### GIVEN EXERCISE
Turn the listing lines that run from the one containing "List 48 of the" through the one containing "- field-label: 入金額: [511, 259, 553, 279]" into a numbered list, skipping any blank lines. Include both end lines, and leave the pictures out of the answer.

### RAW RECORDS
+-------+
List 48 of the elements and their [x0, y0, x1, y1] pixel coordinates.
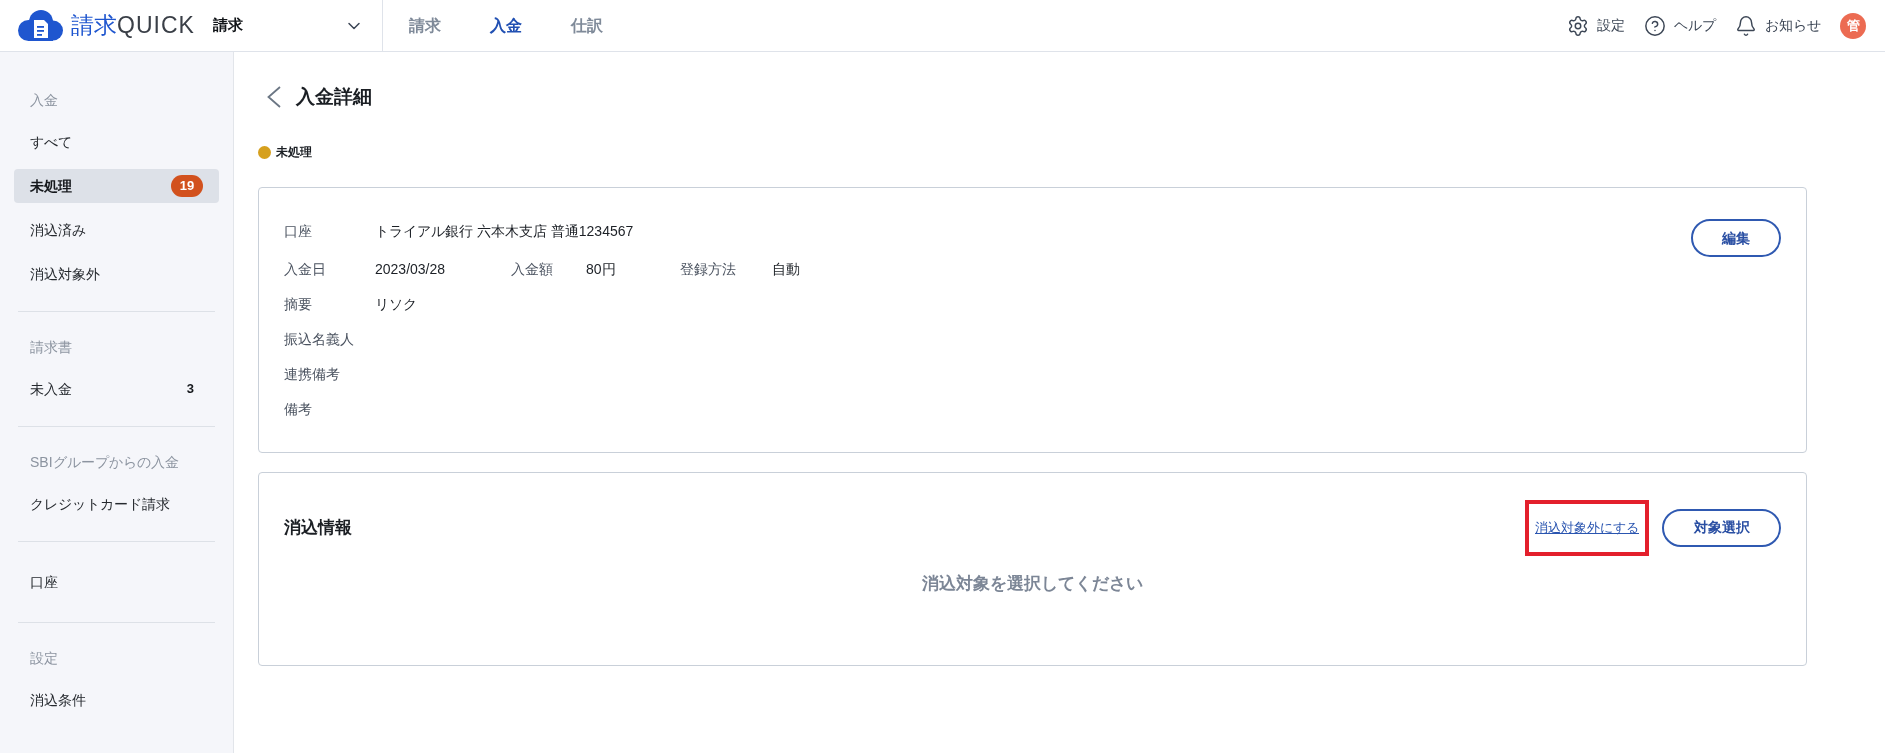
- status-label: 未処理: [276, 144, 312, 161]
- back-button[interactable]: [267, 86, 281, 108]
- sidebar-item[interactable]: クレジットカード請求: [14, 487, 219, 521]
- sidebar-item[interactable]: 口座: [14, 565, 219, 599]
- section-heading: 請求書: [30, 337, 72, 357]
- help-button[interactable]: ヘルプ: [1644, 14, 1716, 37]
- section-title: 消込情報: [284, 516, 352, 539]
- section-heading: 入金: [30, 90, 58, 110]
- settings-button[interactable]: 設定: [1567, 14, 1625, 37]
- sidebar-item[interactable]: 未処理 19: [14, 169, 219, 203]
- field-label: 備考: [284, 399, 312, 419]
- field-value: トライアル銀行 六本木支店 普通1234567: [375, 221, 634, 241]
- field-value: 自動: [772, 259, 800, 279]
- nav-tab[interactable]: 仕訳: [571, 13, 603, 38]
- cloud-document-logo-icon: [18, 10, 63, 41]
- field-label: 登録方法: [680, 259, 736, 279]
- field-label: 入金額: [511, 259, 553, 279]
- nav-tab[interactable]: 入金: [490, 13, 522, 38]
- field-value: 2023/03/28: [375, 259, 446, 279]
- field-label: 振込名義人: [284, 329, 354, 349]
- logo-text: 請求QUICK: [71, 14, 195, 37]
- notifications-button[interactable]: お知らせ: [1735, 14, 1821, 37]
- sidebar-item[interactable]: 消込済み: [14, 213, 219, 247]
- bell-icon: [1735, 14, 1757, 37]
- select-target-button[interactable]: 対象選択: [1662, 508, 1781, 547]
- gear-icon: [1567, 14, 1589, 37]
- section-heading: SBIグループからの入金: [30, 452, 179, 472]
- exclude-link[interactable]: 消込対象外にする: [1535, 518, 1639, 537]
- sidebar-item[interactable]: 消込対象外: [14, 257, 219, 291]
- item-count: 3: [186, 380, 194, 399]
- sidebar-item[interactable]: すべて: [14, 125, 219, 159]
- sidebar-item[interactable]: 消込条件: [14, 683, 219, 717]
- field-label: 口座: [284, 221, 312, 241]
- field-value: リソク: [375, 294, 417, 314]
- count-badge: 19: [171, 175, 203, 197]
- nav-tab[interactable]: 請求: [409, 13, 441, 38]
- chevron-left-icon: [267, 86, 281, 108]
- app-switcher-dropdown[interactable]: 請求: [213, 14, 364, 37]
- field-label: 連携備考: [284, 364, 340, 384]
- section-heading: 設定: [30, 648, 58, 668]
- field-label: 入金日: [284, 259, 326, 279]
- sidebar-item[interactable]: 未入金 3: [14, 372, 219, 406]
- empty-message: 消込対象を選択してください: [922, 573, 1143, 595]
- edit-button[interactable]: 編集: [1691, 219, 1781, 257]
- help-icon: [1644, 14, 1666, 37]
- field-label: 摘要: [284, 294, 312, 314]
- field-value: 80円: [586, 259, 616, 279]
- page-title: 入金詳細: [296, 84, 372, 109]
+-------+
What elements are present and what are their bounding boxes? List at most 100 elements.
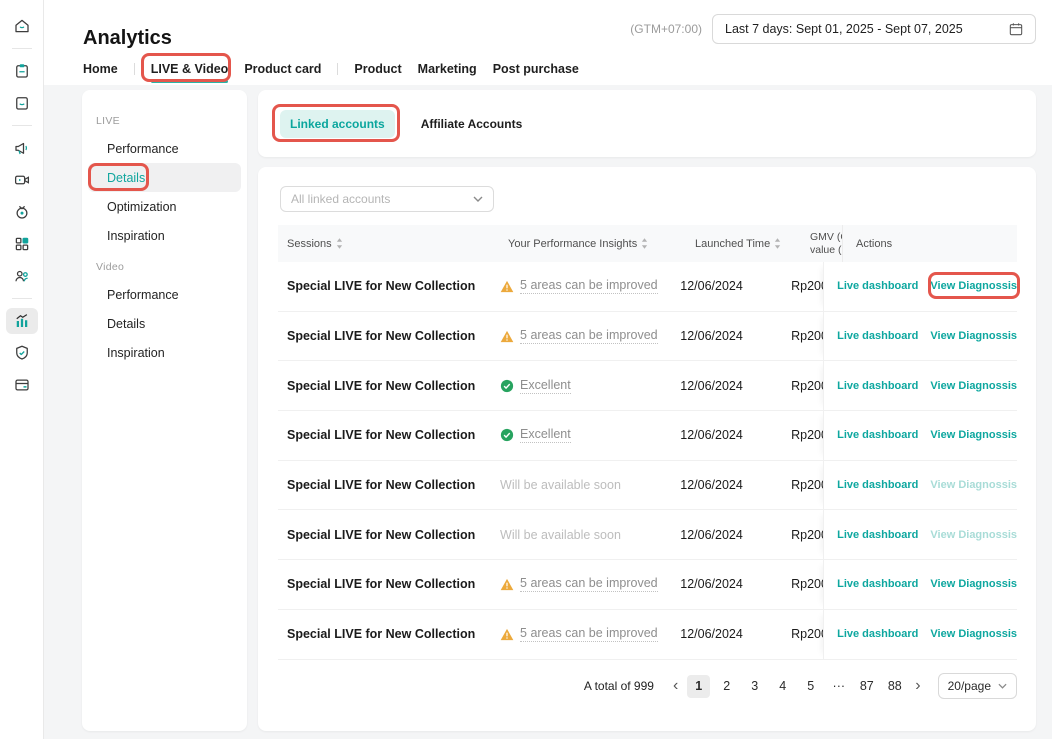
+-------+
### FULL OUTPUT
1. List 48 of the elements and their [x0, y0, x1, y1] pixel coordinates.
2. - status-label: 未処理: [276, 144, 312, 161]
3. - back-button[interactable]: [267, 86, 281, 108]
4. - sidebar-item[interactable]: クレジットカード請求: [14, 487, 219, 521]
5. - sidebar-item[interactable]: 口座: [14, 565, 219, 599]
6. - section-heading: 請求書: [30, 337, 72, 357]
7. - help-button[interactable]: ヘルプ: [1644, 14, 1716, 37]
8. - section-title: 消込情報: [284, 516, 352, 539]
9. - section-heading: 入金: [30, 90, 58, 110]
10. - settings-button[interactable]: 設定: [1567, 14, 1625, 37]
11. - sidebar-item[interactable]: 未処理 19: [14, 169, 219, 203]
12. - field-label: 備考: [284, 399, 312, 419]
13. - field-value: トライアル銀行 六本木支店 普通1234567: [375, 221, 634, 241]
14. - field-value: 自動: [772, 259, 800, 279]
15. - nav-tab[interactable]: 仕訳: [571, 13, 603, 38]
16. - cloud-document-logo-icon: [18, 10, 63, 41]
17. - field-label: 登録方法: [680, 259, 736, 279]
18. - field-label: 入金額: [511, 259, 553, 279]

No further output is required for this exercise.